_YOUR TASK_: Repeat every line of the entries below verbatim, leaving out the pictures.

[Image layout annotations]
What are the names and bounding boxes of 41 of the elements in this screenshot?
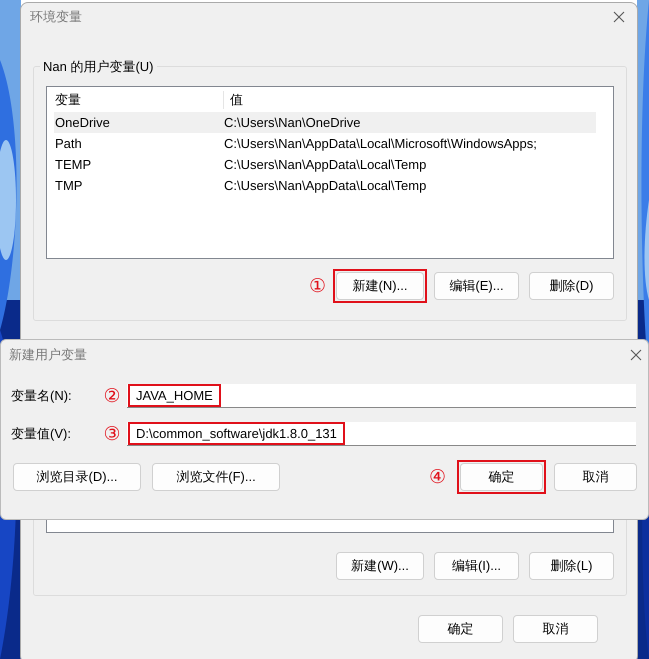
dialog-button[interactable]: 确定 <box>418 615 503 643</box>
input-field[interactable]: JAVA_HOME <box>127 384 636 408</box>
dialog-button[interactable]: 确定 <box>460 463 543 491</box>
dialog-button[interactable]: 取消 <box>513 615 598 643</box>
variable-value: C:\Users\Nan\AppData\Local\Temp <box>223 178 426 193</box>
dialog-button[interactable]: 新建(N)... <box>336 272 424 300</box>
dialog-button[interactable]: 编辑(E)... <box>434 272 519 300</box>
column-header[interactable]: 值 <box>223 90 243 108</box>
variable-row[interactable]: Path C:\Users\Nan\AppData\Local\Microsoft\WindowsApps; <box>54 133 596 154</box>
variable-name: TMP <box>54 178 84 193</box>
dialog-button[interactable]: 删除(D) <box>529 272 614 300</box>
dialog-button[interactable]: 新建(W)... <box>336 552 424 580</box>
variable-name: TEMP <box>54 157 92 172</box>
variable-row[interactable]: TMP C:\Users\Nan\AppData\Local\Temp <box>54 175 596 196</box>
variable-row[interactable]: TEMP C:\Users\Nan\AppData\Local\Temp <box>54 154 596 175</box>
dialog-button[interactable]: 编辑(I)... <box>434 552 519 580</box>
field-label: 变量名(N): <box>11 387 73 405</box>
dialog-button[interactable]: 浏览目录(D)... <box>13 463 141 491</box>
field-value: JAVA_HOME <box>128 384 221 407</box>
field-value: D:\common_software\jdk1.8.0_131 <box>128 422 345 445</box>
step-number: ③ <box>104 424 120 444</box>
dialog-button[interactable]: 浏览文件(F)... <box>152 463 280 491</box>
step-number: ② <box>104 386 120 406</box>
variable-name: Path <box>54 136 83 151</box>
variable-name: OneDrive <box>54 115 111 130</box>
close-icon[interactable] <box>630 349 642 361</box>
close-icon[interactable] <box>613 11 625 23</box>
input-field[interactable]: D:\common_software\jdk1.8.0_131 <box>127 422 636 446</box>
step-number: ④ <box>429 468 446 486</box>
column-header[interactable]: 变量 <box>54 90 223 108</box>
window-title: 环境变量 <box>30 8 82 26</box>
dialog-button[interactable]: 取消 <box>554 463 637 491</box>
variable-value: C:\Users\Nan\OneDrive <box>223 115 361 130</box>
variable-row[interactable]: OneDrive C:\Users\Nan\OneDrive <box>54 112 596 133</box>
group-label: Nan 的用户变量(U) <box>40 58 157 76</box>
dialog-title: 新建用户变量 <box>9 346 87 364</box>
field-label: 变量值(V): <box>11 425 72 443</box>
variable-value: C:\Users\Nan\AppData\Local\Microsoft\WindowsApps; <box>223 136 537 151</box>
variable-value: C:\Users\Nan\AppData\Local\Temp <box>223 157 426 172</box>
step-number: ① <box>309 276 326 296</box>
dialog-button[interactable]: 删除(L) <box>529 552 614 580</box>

_RESULT FOR THIS EXERCISE_:
What are the names and bounding boxes of 41 of the elements in this screenshot?
dialog-button[interactable]: 确定 <box>418 615 503 643</box>
input-field[interactable]: JAVA_HOME <box>127 384 636 408</box>
dialog-button[interactable]: 确定 <box>460 463 543 491</box>
dialog-button[interactable]: 取消 <box>513 615 598 643</box>
variable-value: C:\Users\Nan\AppData\Local\Temp <box>223 178 426 193</box>
dialog-button[interactable]: 新建(N)... <box>336 272 424 300</box>
dialog-button[interactable]: 编辑(E)... <box>434 272 519 300</box>
column-header[interactable]: 值 <box>223 90 243 108</box>
variable-row[interactable]: Path C:\Users\Nan\AppData\Local\Microsoft\WindowsApps; <box>54 133 596 154</box>
variable-name: TMP <box>54 178 84 193</box>
dialog-button[interactable]: 删除(D) <box>529 272 614 300</box>
dialog-button[interactable]: 新建(W)... <box>336 552 424 580</box>
variable-name: TEMP <box>54 157 92 172</box>
variable-row[interactable]: TMP C:\Users\Nan\AppData\Local\Temp <box>54 175 596 196</box>
variable-row[interactable]: TEMP C:\Users\Nan\AppData\Local\Temp <box>54 154 596 175</box>
dialog-button[interactable]: 编辑(I)... <box>434 552 519 580</box>
field-label: 变量名(N): <box>11 387 73 405</box>
dialog-button[interactable]: 浏览目录(D)... <box>13 463 141 491</box>
field-value: JAVA_HOME <box>128 384 221 407</box>
field-value: D:\common_software\jdk1.8.0_131 <box>128 422 345 445</box>
step-number: ③ <box>104 424 120 444</box>
dialog-button[interactable]: 浏览文件(F)... <box>152 463 280 491</box>
step-number: ② <box>104 386 120 406</box>
variable-name: Path <box>54 136 83 151</box>
variable-name: OneDrive <box>54 115 111 130</box>
close-icon[interactable] <box>630 349 642 361</box>
close-icon[interactable] <box>613 11 625 23</box>
input-field[interactable]: D:\common_software\jdk1.8.0_131 <box>127 422 636 446</box>
step-number: ④ <box>429 468 446 486</box>
column-header[interactable]: 变量 <box>54 90 223 108</box>
window-title: 环境变量 <box>30 8 82 26</box>
dialog-button[interactable]: 取消 <box>554 463 637 491</box>
variable-value: C:\Users\Nan\OneDrive <box>223 115 361 130</box>
variable-row[interactable]: OneDrive C:\Users\Nan\OneDrive <box>54 112 596 133</box>
group-label: Nan 的用户变量(U) <box>40 58 157 76</box>
dialog-title: 新建用户变量 <box>9 346 87 364</box>
field-label: 变量值(V): <box>11 425 72 443</box>
variable-value: C:\Users\Nan\AppData\Local\Microsoft\WindowsApps; <box>223 136 537 151</box>
variable-value: C:\Users\Nan\AppData\Local\Temp <box>223 157 426 172</box>
step-number: ① <box>309 276 326 296</box>
dialog-button[interactable]: 删除(L) <box>529 552 614 580</box>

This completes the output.